Extract all lines containing "active".
━━ Data for this exercise
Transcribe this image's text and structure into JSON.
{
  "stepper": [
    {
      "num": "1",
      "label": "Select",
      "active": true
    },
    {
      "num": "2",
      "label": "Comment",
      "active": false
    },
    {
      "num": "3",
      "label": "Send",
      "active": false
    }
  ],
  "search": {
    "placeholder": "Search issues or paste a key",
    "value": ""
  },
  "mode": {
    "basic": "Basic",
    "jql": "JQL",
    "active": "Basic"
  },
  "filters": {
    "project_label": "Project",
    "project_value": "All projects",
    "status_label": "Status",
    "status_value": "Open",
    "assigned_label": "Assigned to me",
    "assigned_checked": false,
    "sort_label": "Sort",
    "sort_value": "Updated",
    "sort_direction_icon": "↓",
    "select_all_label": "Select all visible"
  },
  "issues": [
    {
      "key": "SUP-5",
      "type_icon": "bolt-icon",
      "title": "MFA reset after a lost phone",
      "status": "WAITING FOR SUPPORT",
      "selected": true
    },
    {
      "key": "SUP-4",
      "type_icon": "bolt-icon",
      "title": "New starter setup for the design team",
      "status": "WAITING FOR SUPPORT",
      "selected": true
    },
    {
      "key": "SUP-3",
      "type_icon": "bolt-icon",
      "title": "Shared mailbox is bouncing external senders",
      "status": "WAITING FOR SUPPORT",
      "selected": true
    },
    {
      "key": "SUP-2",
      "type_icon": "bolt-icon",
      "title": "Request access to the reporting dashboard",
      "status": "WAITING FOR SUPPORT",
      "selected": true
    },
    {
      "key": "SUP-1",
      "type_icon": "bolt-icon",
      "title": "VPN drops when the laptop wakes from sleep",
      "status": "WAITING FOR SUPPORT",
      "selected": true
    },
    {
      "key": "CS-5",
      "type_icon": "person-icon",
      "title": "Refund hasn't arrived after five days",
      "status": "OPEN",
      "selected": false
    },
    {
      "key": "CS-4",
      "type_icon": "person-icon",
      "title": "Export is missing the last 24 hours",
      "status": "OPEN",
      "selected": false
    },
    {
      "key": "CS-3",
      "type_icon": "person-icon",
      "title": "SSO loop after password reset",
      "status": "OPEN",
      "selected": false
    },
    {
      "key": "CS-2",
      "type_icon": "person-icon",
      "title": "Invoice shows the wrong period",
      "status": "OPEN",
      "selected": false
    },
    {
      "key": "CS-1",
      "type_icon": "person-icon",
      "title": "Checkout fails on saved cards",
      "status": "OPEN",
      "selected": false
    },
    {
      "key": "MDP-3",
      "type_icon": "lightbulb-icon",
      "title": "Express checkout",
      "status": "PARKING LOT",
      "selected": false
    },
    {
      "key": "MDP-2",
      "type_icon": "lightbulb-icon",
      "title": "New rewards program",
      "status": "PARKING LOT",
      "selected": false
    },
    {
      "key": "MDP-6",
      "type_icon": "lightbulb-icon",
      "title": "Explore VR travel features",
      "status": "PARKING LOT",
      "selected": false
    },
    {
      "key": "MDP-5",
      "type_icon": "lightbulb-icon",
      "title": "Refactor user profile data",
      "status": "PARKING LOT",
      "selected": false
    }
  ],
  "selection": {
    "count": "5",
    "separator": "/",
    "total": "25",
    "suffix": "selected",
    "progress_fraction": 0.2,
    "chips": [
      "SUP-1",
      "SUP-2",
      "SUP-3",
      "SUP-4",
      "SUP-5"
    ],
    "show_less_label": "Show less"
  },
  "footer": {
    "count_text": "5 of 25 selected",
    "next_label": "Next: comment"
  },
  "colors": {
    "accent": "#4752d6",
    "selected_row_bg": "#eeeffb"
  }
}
━━━━
• Exercise response:
      "active": true
      "active": false
      "active": false
    "active": "Basic"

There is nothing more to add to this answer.